--- EXERCISE TASK ---
Give the entries again, word for word.

--- --- ---

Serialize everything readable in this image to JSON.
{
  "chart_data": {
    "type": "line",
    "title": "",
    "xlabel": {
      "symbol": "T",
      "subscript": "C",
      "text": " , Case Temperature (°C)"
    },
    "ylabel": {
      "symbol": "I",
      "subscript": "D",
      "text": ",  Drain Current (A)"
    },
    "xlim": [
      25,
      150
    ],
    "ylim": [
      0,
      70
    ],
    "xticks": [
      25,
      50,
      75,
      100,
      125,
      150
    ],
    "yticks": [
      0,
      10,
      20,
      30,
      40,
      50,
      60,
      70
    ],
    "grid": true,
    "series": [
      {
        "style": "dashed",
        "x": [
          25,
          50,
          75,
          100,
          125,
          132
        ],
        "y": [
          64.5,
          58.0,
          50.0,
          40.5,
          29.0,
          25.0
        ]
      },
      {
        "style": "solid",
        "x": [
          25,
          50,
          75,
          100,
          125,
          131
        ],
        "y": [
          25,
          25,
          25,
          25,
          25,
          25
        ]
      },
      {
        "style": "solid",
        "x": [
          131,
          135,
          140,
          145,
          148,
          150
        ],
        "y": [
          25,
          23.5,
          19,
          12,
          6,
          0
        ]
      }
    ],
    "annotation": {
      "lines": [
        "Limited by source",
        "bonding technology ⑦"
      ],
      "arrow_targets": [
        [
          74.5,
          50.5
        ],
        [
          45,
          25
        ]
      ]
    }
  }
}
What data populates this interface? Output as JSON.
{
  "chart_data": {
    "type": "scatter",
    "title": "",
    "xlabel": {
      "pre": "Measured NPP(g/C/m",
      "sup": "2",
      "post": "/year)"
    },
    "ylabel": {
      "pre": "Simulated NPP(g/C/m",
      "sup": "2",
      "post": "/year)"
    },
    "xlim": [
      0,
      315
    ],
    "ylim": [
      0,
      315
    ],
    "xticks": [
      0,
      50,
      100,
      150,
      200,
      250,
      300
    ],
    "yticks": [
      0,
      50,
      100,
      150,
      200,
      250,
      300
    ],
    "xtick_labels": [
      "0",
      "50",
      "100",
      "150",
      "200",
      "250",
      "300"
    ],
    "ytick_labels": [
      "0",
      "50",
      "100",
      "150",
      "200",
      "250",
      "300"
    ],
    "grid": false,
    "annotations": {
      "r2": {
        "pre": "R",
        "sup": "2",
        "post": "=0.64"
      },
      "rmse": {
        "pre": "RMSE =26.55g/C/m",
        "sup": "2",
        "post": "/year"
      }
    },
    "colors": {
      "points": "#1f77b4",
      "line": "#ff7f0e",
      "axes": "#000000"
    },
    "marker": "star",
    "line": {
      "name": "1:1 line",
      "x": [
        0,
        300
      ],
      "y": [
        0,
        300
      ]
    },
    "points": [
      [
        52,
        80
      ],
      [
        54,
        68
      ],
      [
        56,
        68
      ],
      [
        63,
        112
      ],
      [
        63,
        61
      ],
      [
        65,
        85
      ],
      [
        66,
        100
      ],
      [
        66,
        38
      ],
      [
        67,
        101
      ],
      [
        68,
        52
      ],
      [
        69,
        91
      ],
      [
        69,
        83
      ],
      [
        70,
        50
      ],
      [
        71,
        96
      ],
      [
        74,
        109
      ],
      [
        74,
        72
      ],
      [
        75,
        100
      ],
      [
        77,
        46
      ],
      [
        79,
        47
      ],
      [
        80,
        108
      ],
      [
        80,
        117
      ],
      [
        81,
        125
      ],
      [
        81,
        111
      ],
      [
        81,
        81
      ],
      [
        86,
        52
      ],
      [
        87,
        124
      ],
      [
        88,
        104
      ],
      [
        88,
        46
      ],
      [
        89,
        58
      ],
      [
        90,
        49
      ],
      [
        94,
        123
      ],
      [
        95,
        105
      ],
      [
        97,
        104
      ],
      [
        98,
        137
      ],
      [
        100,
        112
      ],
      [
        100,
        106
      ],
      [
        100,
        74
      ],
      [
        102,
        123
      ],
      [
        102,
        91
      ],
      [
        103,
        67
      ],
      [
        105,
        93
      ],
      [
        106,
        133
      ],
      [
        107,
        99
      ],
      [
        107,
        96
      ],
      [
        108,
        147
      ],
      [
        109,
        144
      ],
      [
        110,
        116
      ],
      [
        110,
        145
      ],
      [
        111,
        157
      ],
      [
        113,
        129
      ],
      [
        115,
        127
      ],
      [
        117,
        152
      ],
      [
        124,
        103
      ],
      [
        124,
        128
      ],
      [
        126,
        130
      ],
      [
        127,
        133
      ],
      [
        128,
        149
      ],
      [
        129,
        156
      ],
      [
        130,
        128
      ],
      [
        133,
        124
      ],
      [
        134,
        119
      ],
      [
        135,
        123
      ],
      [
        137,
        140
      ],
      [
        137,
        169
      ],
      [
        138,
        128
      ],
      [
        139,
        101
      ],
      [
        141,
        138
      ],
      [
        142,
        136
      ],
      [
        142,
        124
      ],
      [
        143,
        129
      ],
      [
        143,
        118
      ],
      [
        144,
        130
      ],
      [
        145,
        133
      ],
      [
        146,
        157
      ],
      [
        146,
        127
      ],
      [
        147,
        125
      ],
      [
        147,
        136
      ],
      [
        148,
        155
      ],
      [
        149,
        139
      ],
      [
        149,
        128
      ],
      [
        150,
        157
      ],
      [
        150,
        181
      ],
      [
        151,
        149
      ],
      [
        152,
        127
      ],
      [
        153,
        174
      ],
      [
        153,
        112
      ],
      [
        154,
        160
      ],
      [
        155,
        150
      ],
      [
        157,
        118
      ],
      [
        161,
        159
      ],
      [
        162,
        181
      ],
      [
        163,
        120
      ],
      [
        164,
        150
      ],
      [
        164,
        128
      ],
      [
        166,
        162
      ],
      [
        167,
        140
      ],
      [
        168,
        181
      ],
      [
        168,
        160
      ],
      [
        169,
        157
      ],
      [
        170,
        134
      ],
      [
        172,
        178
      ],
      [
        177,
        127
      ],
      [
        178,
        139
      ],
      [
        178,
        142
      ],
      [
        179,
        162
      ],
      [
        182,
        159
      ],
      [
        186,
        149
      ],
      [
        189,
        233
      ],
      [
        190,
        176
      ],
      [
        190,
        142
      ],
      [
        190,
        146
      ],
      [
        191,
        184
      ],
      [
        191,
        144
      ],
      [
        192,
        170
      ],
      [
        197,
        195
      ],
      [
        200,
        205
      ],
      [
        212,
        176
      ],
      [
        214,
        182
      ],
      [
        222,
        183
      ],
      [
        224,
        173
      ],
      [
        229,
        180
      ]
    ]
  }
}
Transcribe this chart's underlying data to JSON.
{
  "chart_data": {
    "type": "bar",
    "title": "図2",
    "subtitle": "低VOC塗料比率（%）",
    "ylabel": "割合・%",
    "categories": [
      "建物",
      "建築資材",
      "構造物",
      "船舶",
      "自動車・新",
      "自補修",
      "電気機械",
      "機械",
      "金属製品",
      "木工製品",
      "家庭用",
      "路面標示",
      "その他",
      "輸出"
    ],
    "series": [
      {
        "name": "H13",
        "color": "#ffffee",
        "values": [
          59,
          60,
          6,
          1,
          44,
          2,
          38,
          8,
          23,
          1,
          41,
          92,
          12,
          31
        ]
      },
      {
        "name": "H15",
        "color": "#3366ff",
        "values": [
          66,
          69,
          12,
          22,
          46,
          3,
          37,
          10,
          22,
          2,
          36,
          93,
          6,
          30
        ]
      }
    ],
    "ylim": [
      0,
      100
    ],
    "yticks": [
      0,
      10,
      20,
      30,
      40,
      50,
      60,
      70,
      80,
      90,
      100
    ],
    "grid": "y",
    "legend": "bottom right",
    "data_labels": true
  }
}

--- --- ---

--- SOLUTION TO THE EXERCISE ---
Serialize everything readable in this image to JSON.
{
  "chart_data": {
    "type": "line",
    "title": "",
    "xlabel": {
      "symbol": "T",
      "subscript": "C",
      "text": " , Case Temperature (°C)"
    },
    "ylabel": {
      "symbol": "I",
      "subscript": "D",
      "text": ",  Drain Current (A)"
    },
    "xlim": [
      25,
      150
    ],
    "ylim": [
      0,
      70
    ],
    "xticks": [
      25,
      50,
      75,
      100,
      125,
      150
    ],
    "yticks": [
      0,
      10,
      20,
      30,
      40,
      50,
      60,
      70
    ],
    "grid": true,
    "series": [
      {
        "style": "dashed",
        "x": [
          25,
          50,
          75,
          100,
          125,
          132
        ],
        "y": [
          64.5,
          58.0,
          50.0,
          40.5,
          29.0,
          25.0
        ]
      },
      {
        "style": "solid",
        "x": [
          25,
          50,
          75,
          100,
          125,
          131
        ],
        "y": [
          25,
          25,
          25,
          25,
          25,
          25
        ]
      },
      {
        "style": "solid",
        "x": [
          131,
          135,
          140,
          145,
          148,
          150
        ],
        "y": [
          25,
          23.5,
          19,
          12,
          6,
          0
        ]
      }
    ],
    "annotation": {
      "lines": [
        "Limited by source",
        "bonding technology ⑦"
      ],
      "arrow_targets": [
        [
          74.5,
          50.5
        ],
        [
          45,
          25
        ]
      ]
    }
  }
}
What data populates this interface? Output as JSON.
{
  "chart_data": {
    "type": "scatter",
    "title": "",
    "xlabel": {
      "pre": "Measured NPP(g/C/m",
      "sup": "2",
      "post": "/year)"
    },
    "ylabel": {
      "pre": "Simulated NPP(g/C/m",
      "sup": "2",
      "post": "/year)"
    },
    "xlim": [
      0,
      315
    ],
    "ylim": [
      0,
      315
    ],
    "xticks": [
      0,
      50,
      100,
      150,
      200,
      250,
      300
    ],
    "yticks": [
      0,
      50,
      100,
      150,
      200,
      250,
      300
    ],
    "xtick_labels": [
      "0",
      "50",
      "100",
      "150",
      "200",
      "250",
      "300"
    ],
    "ytick_labels": [
      "0",
      "50",
      "100",
      "150",
      "200",
      "250",
      "300"
    ],
    "grid": false,
    "annotations": {
      "r2": {
        "pre": "R",
        "sup": "2",
        "post": "=0.64"
      },
      "rmse": {
        "pre": "RMSE =26.55g/C/m",
        "sup": "2",
        "post": "/year"
      }
    },
    "colors": {
      "points": "#1f77b4",
      "line": "#ff7f0e",
      "axes": "#000000"
    },
    "marker": "star",
    "line": {
      "name": "1:1 line",
      "x": [
        0,
        300
      ],
      "y": [
        0,
        300
      ]
    },
    "points": [
      [
        52,
        80
      ],
      [
        54,
        68
      ],
      [
        56,
        68
      ],
      [
        63,
        112
      ],
      [
        63,
        61
      ],
      [
        65,
        85
      ],
      [
        66,
        100
      ],
      [
        66,
        38
      ],
      [
        67,
        101
      ],
      [
        68,
        52
      ],
      [
        69,
        91
      ],
      [
        69,
        83
      ],
      [
        70,
        50
      ],
      [
        71,
        96
      ],
      [
        74,
        109
      ],
      [
        74,
        72
      ],
      [
        75,
        100
      ],
      [
        77,
        46
      ],
      [
        79,
        47
      ],
      [
        80,
        108
      ],
      [
        80,
        117
      ],
      [
        81,
        125
      ],
      [
        81,
        111
      ],
      [
        81,
        81
      ],
      [
        86,
        52
      ],
      [
        87,
        124
      ],
      [
        88,
        104
      ],
      [
        88,
        46
      ],
      [
        89,
        58
      ],
      [
        90,
        49
      ],
      [
        94,
        123
      ],
      [
        95,
        105
      ],
      [
        97,
        104
      ],
      [
        98,
        137
      ],
      [
        100,
        112
      ],
      [
        100,
        106
      ],
      [
        100,
        74
      ],
      [
        102,
        123
      ],
      [
        102,
        91
      ],
      [
        103,
        67
      ],
      [
        105,
        93
      ],
      [
        106,
        133
      ],
      [
        107,
        99
      ],
      [
        107,
        96
      ],
      [
        108,
        147
      ],
      [
        109,
        144
      ],
      [
        110,
        116
      ],
      [
        110,
        145
      ],
      [
        111,
        157
      ],
      [
        113,
        129
      ],
      [
        115,
        127
      ],
      [
        117,
        152
      ],
      [
        124,
        103
      ],
      [
        124,
        128
      ],
      [
        126,
        130
      ],
      [
        127,
        133
      ],
      [
        128,
        149
      ],
      [
        129,
        156
      ],
      [
        130,
        128
      ],
      [
        133,
        124
      ],
      [
        134,
        119
      ],
      [
        135,
        123
      ],
      [
        137,
        140
      ],
      [
        137,
        169
      ],
      [
        138,
        128
      ],
      [
        139,
        101
      ],
      [
        141,
        138
      ],
      [
        142,
        136
      ],
      [
        142,
        124
      ],
      [
        143,
        129
      ],
      [
        143,
        118
      ],
      [
        144,
        130
      ],
      [
        145,
        133
      ],
      [
        146,
        157
      ],
      [
        146,
        127
      ],
      [
        147,
        125
      ],
      [
        147,
        136
      ],
      [
        148,
        155
      ],
      [
        149,
        139
      ],
      [
        149,
        128
      ],
      [
        150,
        157
      ],
      [
        150,
        181
      ],
      [
        151,
        149
      ],
      [
        152,
        127
      ],
      [
        153,
        174
      ],
      [
        153,
        112
      ],
      [
        154,
        160
      ],
      [
        155,
        150
      ],
      [
        157,
        118
      ],
      [
        161,
        159
      ],
      [
        162,
        181
      ],
      [
        163,
        120
      ],
      [
        164,
        150
      ],
      [
        164,
        128
      ],
      [
        166,
        162
      ],
      [
        167,
        140
      ],
      [
        168,
        181
      ],
      [
        168,
        160
      ],
      [
        169,
        157
      ],
      [
        170,
        134
      ],
      [
        172,
        178
      ],
      [
        177,
        127
      ],
      [
        178,
        139
      ],
      [
        178,
        142
      ],
      [
        179,
        162
      ],
      [
        182,
        159
      ],
      [
        186,
        149
      ],
      [
        189,
        233
      ],
      [
        190,
        176
      ],
      [
        190,
        142
      ],
      [
        190,
        146
      ],
      [
        191,
        184
      ],
      [
        191,
        144
      ],
      [
        192,
        170
      ],
      [
        197,
        195
      ],
      [
        200,
        205
      ],
      [
        212,
        176
      ],
      [
        214,
        182
      ],
      [
        222,
        183
      ],
      [
        224,
        173
      ],
      [
        229,
        180
      ]
    ]
  }
}
Transcribe this chart's underlying data to JSON.
{
  "chart_data": {
    "type": "bar",
    "title": "図2",
    "subtitle": "低VOC塗料比率（%）",
    "ylabel": "割合・%",
    "categories": [
      "建物",
      "建築資材",
      "構造物",
      "船舶",
      "自動車・新",
      "自補修",
      "電気機械",
      "機械",
      "金属製品",
      "木工製品",
      "家庭用",
      "路面標示",
      "その他",
      "輸出"
    ],
    "series": [
      {
        "name": "H13",
        "color": "#ffffee",
        "values": [
          59,
          60,
          6,
          1,
          44,
          2,
          38,
          8,
          23,
          1,
          41,
          92,
          12,
          31
        ]
      },
      {
        "name": "H15",
        "color": "#3366ff",
        "values": [
          66,
          69,
          12,
          22,
          46,
          3,
          37,
          10,
          22,
          2,
          36,
          93,
          6,
          30
        ]
      }
    ],
    "ylim": [
      0,
      100
    ],
    "yticks": [
      0,
      10,
      20,
      30,
      40,
      50,
      60,
      70,
      80,
      90,
      100
    ],
    "grid": "y",
    "legend": "bottom right",
    "data_labels": true
  }
}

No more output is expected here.